**Challenge:** In the listing below, locate the lines that hold the string "role". Copy those lines.

Collected data entries
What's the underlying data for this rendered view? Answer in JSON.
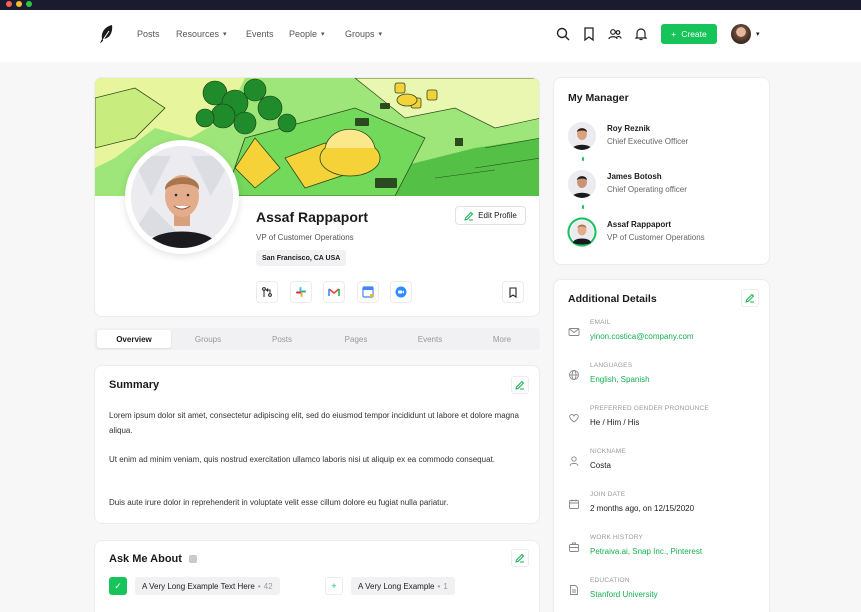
{
  "nav": {
    "items": [
      {
        "label": "Posts",
        "dropdown": false
      },
      {
        "label": "Resources",
        "dropdown": true
      },
      {
        "label": "Events",
        "dropdown": false
      },
      {
        "label": "People",
        "dropdown": true
      },
      {
        "label": "Groups",
        "dropdown": true
      }
    ],
    "create_label": "Create"
  },
  "profile": {
    "name": "Assaf Rappaport",
    "title": "VP of Customer Operations",
    "location": "San Francisco, CA USA",
    "edit_label": "Edit Profile",
    "apps": [
      "merge-icon",
      "slack-icon",
      "gmail-icon",
      "google-calendar-icon",
      "zoom-icon"
    ]
  },
  "tabs": [
    "Overview",
    "Groups",
    "Posts",
    "Pages",
    "Events",
    "More"
  ],
  "summary": {
    "title": "Summary",
    "paragraphs": [
      "Lorem ipsum dolor sit amet, consectetur adipiscing elit, sed do eiusmod tempor incididunt ut labore et dolore magna aliqua.",
      "Ut enim ad minim veniam, quis nostrud exercitation ullamco laboris nisi ut aliquip ex ea commodo consequat.",
      "Duis aute irure dolor in reprehenderit in voluptate velit esse cillum dolore eu fugiat nulla pariatur."
    ]
  },
  "ask": {
    "title": "Ask Me About",
    "items": [
      {
        "label": "A Very Long Example Text Here",
        "count": "42",
        "checked": true
      },
      {
        "label": "A Very Long Example",
        "count": "1",
        "checked": false
      }
    ]
  },
  "manager": {
    "title": "My Manager",
    "people": [
      {
        "name": "Roy Reznik",
        "role": "Chief Executive Officer"
      },
      {
        "name": "James Botosh",
        "role": "Chief Operating officer"
      },
      {
        "name": "Assaf Rappaport",
        "role": "VP of Customer Operations"
      }
    ]
  },
  "details": {
    "title": "Additional Details",
    "items": [
      {
        "label": "EMAIL",
        "value": "yinon.costica@company.com",
        "icon": "mail-icon",
        "accent": true
      },
      {
        "label": "LANGUAGES",
        "value": "English, Spanish",
        "icon": "globe-icon",
        "accent": true
      },
      {
        "label": "PREFERRED GENDER PRONOUNCE",
        "value": "He / Him / His",
        "icon": "heart-icon",
        "accent": false
      },
      {
        "label": "NICKNAME",
        "value": "Costa",
        "icon": "user-icon",
        "accent": false
      },
      {
        "label": "JOIN DATE",
        "value": "2 months ago, on 12/15/2020",
        "icon": "calendar-icon",
        "accent": false
      },
      {
        "label": "WORK HISTORY",
        "value": "Petraiva.ai, Snap Inc., Pinterest",
        "icon": "briefcase-icon",
        "accent": true
      },
      {
        "label": "EDUCATION",
        "value": "Stanford University",
        "icon": "document-icon",
        "accent": true
      }
    ]
  },
  "colors": {
    "accent": "#16c45a",
    "banner": "#8fe06d"
  }
}
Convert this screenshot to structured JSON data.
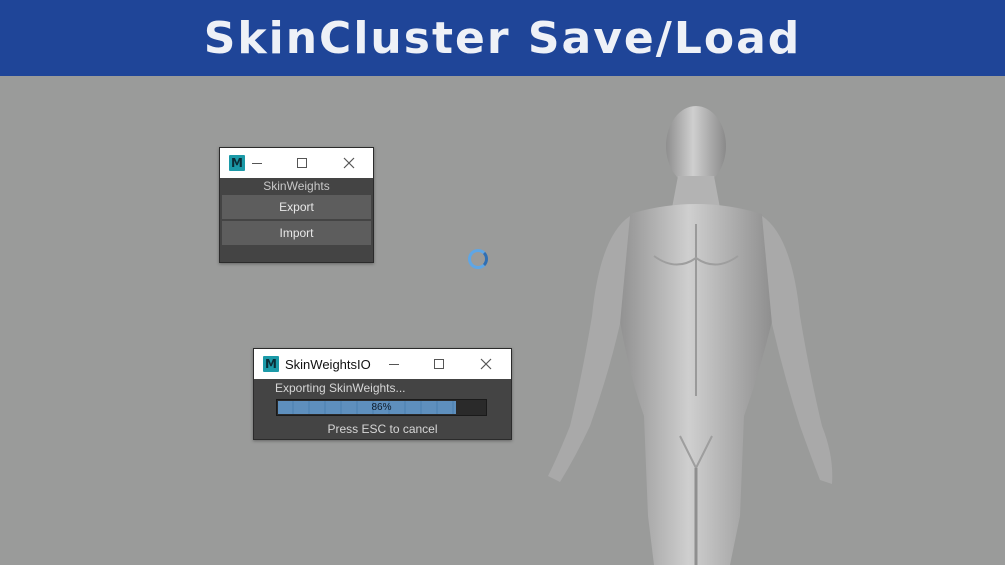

**Response for this exercise:**
        "role": "Chief Executive Officer"
        "role": "Chief Operating officer"
        "role": "VP of Customer Operations"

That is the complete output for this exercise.